(Dataset items)
%%

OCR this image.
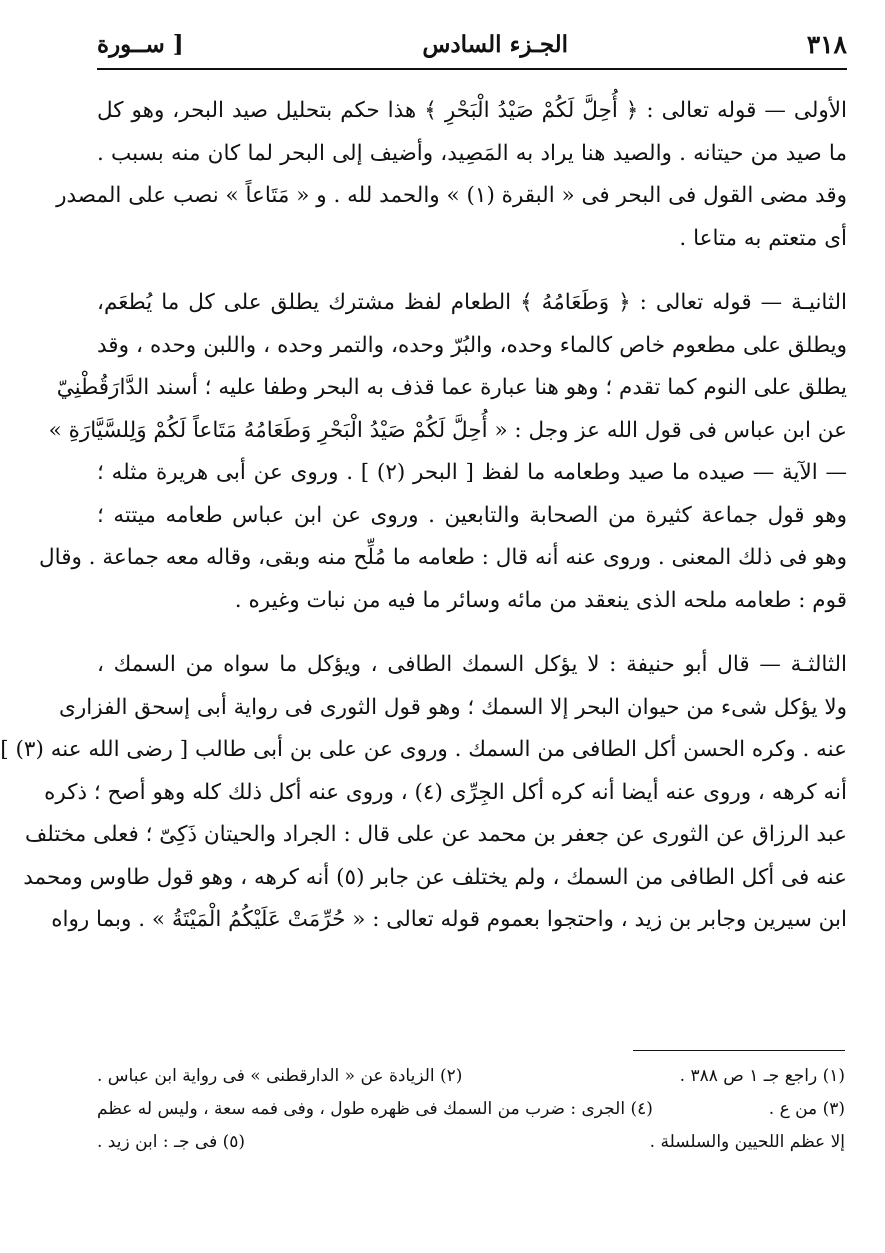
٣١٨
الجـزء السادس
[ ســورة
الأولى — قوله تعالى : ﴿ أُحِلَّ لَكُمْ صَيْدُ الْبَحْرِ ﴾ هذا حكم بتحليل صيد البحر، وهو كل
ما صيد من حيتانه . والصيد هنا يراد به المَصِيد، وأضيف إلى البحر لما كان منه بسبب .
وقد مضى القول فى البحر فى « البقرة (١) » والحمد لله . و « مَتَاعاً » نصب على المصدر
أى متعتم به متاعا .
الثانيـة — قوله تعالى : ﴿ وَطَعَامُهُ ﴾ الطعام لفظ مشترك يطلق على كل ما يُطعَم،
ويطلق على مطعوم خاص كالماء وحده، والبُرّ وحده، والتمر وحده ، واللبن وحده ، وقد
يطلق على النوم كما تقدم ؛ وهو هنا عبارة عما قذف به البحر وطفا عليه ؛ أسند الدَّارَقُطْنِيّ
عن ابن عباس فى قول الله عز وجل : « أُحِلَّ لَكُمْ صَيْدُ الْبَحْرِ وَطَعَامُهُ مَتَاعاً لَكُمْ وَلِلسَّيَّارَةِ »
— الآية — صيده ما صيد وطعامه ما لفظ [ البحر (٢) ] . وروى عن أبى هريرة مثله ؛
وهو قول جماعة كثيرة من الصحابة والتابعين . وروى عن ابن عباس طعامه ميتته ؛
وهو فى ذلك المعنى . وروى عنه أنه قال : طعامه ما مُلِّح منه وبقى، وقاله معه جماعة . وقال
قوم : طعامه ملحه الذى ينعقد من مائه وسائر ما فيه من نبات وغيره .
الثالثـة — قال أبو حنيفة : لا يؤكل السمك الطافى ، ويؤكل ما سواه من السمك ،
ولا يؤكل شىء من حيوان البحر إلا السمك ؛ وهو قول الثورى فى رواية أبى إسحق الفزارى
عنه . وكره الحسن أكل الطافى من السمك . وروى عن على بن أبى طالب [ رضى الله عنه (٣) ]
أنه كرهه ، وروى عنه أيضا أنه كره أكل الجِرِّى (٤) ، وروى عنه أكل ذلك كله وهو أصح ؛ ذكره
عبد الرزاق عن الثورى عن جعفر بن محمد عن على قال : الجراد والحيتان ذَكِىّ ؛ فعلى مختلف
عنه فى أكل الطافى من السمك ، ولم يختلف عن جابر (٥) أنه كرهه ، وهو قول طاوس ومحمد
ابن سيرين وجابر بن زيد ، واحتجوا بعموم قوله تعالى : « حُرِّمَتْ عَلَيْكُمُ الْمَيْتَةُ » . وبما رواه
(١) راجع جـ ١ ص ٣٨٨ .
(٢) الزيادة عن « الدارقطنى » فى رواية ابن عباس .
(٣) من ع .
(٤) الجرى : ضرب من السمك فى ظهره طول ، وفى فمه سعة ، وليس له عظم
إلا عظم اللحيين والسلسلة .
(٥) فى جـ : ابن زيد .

%%
%%

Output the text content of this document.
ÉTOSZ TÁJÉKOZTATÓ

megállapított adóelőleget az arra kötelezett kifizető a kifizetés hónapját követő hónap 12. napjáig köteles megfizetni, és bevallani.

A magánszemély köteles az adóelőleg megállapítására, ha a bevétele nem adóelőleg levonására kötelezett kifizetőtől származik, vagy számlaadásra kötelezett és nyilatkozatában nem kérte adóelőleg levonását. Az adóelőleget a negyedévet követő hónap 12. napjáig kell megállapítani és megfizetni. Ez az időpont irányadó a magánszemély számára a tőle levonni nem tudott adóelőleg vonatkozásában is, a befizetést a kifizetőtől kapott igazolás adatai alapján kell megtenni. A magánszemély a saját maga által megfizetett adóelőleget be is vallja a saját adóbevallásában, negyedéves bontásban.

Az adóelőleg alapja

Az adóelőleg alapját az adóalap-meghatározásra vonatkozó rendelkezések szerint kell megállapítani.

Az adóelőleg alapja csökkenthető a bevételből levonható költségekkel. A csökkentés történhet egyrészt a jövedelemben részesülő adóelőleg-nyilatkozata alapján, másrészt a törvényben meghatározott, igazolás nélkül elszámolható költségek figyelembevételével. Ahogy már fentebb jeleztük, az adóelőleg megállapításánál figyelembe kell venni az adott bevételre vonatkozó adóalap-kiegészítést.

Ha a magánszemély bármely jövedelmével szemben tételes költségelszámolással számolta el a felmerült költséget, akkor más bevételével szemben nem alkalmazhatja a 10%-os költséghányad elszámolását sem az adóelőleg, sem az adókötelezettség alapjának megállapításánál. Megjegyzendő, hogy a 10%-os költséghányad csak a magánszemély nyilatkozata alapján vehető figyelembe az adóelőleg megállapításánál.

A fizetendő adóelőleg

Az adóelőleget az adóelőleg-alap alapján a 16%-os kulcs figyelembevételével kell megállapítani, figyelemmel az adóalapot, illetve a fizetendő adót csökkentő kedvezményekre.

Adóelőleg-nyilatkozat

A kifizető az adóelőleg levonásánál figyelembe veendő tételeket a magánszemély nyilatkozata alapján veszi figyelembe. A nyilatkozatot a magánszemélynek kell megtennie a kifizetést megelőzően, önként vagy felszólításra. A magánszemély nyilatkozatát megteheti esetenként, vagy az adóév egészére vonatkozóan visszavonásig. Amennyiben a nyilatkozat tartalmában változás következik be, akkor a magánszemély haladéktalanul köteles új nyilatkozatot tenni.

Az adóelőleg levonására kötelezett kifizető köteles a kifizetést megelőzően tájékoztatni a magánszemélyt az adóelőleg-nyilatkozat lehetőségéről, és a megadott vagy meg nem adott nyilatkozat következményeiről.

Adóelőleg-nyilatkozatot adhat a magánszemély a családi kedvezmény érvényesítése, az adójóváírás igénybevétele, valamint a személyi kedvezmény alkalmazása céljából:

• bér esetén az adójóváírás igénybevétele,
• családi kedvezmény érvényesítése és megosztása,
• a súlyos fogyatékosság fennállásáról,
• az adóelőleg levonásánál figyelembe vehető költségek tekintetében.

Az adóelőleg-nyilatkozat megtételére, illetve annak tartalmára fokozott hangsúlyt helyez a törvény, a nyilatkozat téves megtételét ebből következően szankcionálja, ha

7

%%

Written exercise:
Where a line above contains the word "érvényesítése", copy that line.

The output:
Adóelőleg-nyilatkozatot adhat a magánszemély a családi kedvezmény érvényesítése, az adójóváírás igénybevétele, valamint a személyi kedvezmény alkalmazása céljából:
• családi kedvezmény érvényesítése és megosztása,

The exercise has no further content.